▶ GOAL
Pull out every line below holding the word "about".

▶ DATA SHOWN

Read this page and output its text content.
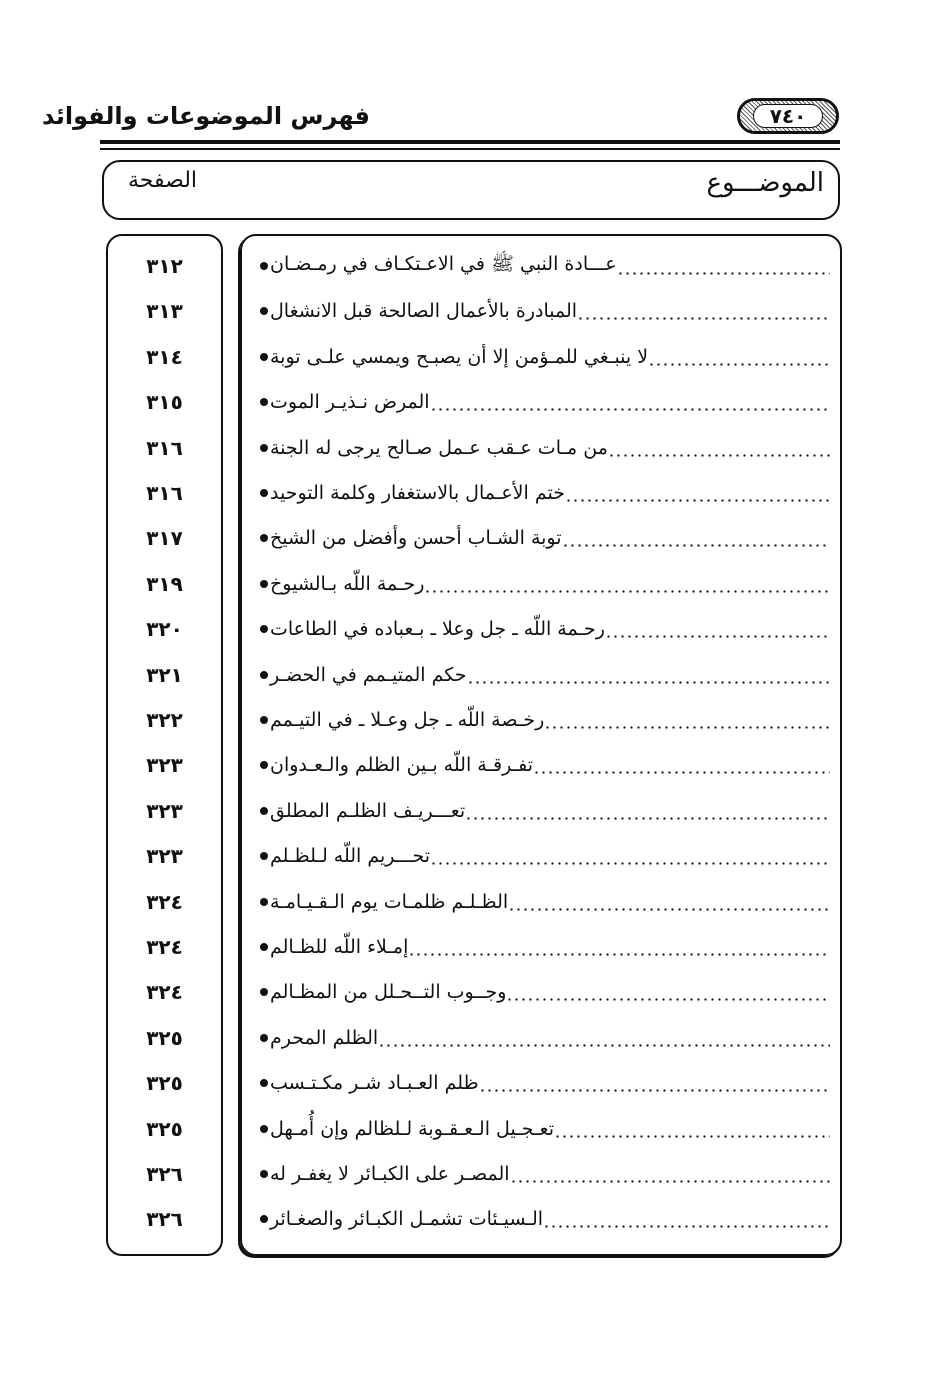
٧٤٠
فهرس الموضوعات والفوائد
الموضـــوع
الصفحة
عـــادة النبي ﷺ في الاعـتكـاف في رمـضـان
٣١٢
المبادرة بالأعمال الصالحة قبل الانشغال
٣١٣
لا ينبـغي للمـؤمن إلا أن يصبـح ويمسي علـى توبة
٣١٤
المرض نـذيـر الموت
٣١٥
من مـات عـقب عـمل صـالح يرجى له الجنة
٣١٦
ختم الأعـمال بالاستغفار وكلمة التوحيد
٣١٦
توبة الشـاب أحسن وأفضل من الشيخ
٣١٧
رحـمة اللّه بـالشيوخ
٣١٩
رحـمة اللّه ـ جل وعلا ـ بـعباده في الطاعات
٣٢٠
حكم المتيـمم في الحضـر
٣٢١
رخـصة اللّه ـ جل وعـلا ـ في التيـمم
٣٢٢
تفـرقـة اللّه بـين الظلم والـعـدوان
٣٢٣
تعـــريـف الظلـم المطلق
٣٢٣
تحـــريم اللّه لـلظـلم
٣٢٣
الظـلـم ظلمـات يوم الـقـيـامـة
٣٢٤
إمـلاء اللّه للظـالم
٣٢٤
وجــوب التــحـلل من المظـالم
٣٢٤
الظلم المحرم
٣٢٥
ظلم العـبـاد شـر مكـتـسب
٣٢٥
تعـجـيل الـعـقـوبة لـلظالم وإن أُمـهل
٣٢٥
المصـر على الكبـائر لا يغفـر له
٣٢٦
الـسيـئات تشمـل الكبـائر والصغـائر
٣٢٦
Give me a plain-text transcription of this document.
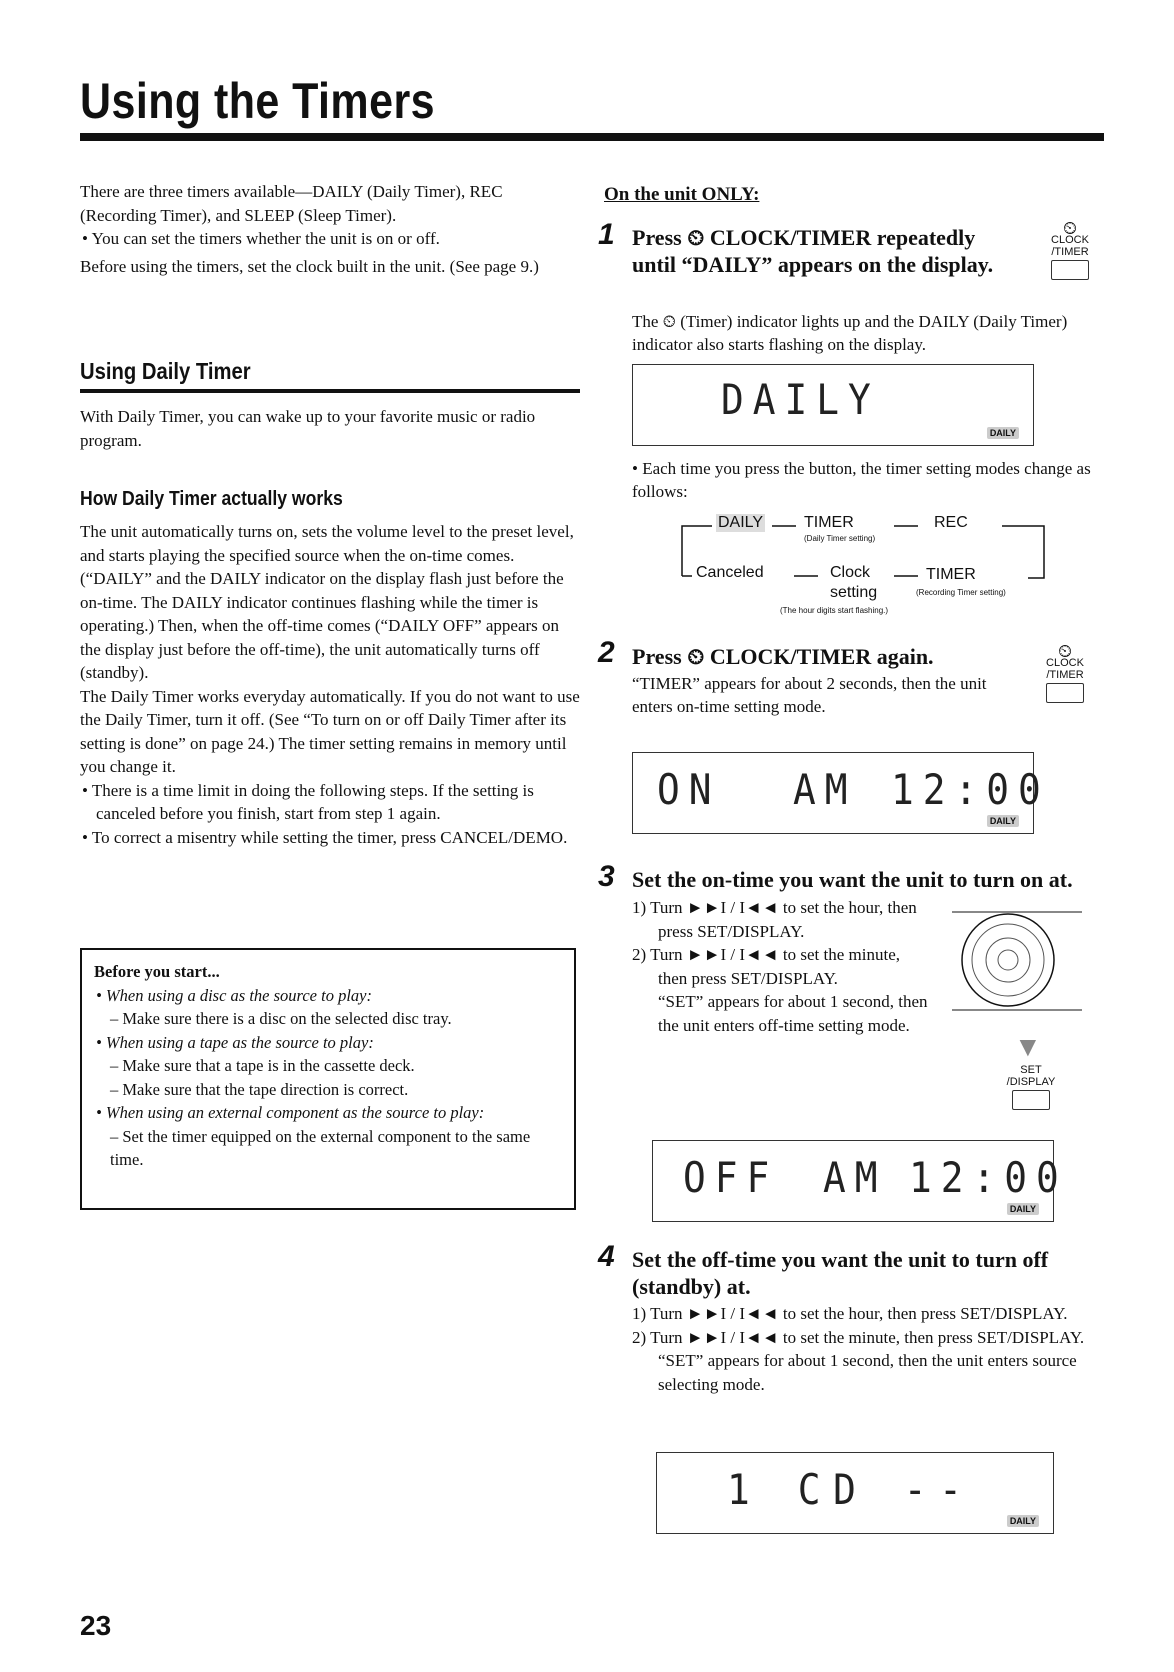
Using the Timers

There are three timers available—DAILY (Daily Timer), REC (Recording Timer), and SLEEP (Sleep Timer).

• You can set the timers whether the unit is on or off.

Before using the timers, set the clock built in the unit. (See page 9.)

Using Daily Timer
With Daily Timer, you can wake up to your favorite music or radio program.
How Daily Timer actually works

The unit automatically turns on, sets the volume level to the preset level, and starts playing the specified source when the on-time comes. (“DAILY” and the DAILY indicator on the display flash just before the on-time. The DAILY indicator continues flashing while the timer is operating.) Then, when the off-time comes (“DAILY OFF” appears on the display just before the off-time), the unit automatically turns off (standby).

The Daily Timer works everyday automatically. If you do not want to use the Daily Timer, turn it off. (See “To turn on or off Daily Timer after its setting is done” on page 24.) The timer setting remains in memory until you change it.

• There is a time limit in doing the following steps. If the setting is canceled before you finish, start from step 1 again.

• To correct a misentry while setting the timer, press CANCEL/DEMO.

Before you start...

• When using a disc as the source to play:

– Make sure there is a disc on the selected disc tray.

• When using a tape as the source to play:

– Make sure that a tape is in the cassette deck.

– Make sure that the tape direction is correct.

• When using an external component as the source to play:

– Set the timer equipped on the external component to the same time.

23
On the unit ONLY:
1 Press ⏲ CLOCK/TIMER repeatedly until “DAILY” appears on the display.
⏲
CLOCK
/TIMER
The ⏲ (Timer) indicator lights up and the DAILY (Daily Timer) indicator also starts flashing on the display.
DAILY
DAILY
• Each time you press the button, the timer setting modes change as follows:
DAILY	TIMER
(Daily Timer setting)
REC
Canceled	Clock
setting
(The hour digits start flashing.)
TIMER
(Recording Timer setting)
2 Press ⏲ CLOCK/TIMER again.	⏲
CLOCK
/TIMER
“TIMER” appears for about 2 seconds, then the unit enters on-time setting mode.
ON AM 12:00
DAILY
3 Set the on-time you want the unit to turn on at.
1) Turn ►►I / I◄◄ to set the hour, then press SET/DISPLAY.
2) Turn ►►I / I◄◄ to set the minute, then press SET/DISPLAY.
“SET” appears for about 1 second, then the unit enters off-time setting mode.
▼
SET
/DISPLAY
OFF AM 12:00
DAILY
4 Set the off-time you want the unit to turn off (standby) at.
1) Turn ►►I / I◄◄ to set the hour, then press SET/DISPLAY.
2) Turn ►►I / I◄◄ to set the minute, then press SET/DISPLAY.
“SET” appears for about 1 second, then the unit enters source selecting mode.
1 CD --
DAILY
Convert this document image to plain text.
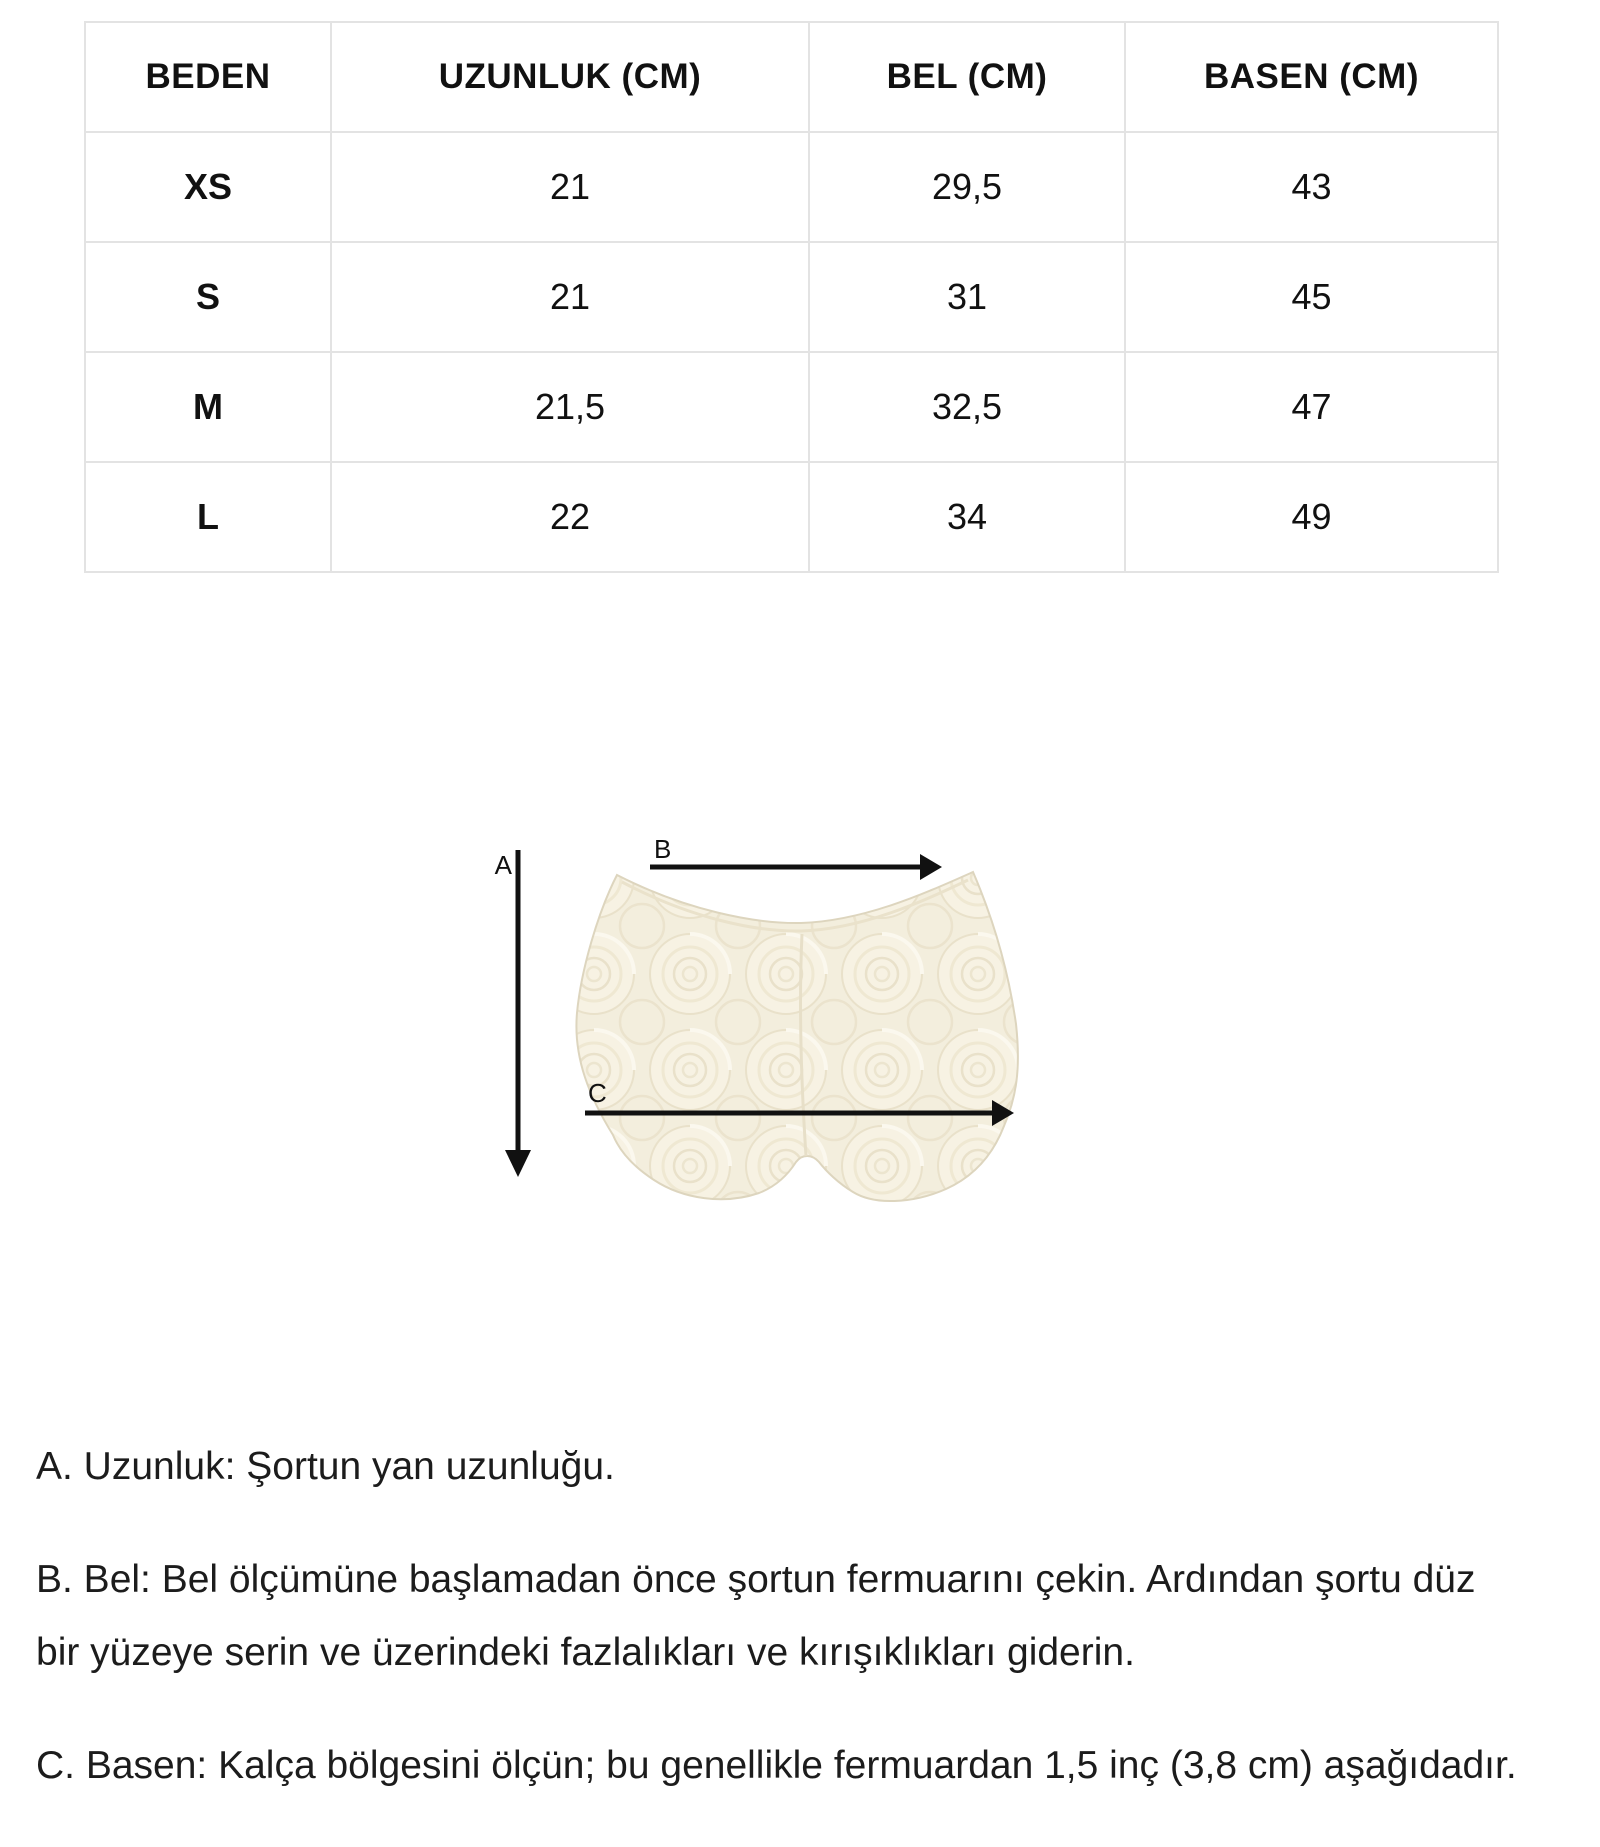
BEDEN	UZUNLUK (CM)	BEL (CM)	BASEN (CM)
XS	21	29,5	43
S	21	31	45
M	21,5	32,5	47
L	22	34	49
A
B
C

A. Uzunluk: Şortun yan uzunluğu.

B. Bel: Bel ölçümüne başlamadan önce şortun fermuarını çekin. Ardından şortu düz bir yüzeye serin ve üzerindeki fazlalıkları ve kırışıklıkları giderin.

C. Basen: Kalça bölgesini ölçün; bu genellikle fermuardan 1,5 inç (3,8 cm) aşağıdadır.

▶ WORKED SOLUTION
“TIMER” appears for about 2 seconds, then the unit enters on-time setting mode.
“SET” appears for about 1 second, then the unit enters off-time setting mode.
“SET” appears for about 1 second, then the unit enters source selecting mode.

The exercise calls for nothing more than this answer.